◆ **TEXTE CITÉ**:
- - - - - - -

Publié le 30 Juillet 2025

Michel Durand / Victor Hugo - Les Travailleurs de la mer

Classique fantastique en BD

Après Les dents de la mer, je reviens avec un autre classique fantastique insulaire adapté en graphique : le grandiose Les Travailleurs de la mer de Victor Hugo sous le trait de Michel Durand.

Nous sommes sur l’île de Guernesey dans les années 1820. Gilliatt est un marin solitaire et peu apprécié par la communauté. Il est un véritable couteau suisse capable de tout avec ses mains qui travaillent sans relâche. Il est secrètement amoureux de Déruchette, la fille adoptive de Mess Lethierry, le propriétaire de La Durande, l’un des premiers navires à vapeur dirigé par le capitaine Clubin. La Durande, à la suite d’une machination de Clubin, échoue un jour sur l’écueil Douvres. Si le bateau peut se reconstruire, la machine à vapeur, elle, ne peut être remplacée. Mess Lethierry souhaite organiser un sauvetage de la machine tout en sachant que le prix à payer pour les éventuels volontaires est très élevé. C’est alors que Déruchette se propose d’épouser celui qui réussira à ramener la machine. Il n’en faut pas davantage pour que Gilliatt se décide à braver les dangers de la mer…

Quelle merveille cette adaptation en BD de ce grand classique de Victor Hugo ! Je suis autant saisie par la beauté des planches que par la façon dont Michel Durand a su condenser le récit en peu de pages et avec une place importante accordée au dessin.

- - - - - - -

◆ **INFORMATIONS FOURNIES**:
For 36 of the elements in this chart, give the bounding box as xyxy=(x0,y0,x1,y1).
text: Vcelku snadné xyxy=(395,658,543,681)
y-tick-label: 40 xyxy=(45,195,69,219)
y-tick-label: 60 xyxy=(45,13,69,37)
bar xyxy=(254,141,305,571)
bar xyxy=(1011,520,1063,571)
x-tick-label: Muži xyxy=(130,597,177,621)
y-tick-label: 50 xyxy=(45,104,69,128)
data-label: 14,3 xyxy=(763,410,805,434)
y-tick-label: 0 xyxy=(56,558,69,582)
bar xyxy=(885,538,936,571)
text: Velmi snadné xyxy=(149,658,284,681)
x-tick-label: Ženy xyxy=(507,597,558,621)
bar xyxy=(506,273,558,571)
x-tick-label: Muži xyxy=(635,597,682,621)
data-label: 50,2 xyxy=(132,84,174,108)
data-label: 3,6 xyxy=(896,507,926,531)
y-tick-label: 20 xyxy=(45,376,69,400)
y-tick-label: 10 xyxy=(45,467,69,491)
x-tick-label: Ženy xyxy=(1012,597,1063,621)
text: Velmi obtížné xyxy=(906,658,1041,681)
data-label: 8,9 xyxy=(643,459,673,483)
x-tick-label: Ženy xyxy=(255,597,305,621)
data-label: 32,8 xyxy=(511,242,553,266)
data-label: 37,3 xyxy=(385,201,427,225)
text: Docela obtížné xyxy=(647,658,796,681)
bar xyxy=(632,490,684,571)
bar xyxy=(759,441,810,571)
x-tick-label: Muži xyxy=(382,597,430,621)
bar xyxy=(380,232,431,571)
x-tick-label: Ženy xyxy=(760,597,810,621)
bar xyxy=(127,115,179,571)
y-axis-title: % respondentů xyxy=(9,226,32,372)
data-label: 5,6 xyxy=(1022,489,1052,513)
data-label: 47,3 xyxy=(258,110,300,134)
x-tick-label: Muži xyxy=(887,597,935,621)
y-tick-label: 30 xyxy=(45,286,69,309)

- - - - - - -

◆ **OBJECTIF DE L'EXERCICE**: Recopiez le passage de la critique compris entre "Classique fantastique en" et "de Michel Durand.", inclus, en substituant "bande dessinée" à "graphique".

◆ **RÉPONSE ATTENDUE**:
Classique fantastique en BD

Après Les dents de la mer, je reviens avec un autre classique fantastique insulaire adapté en bande dessinée : le grandiose Les Travailleurs de la mer de Victor Hugo sous le trait de Michel Durand.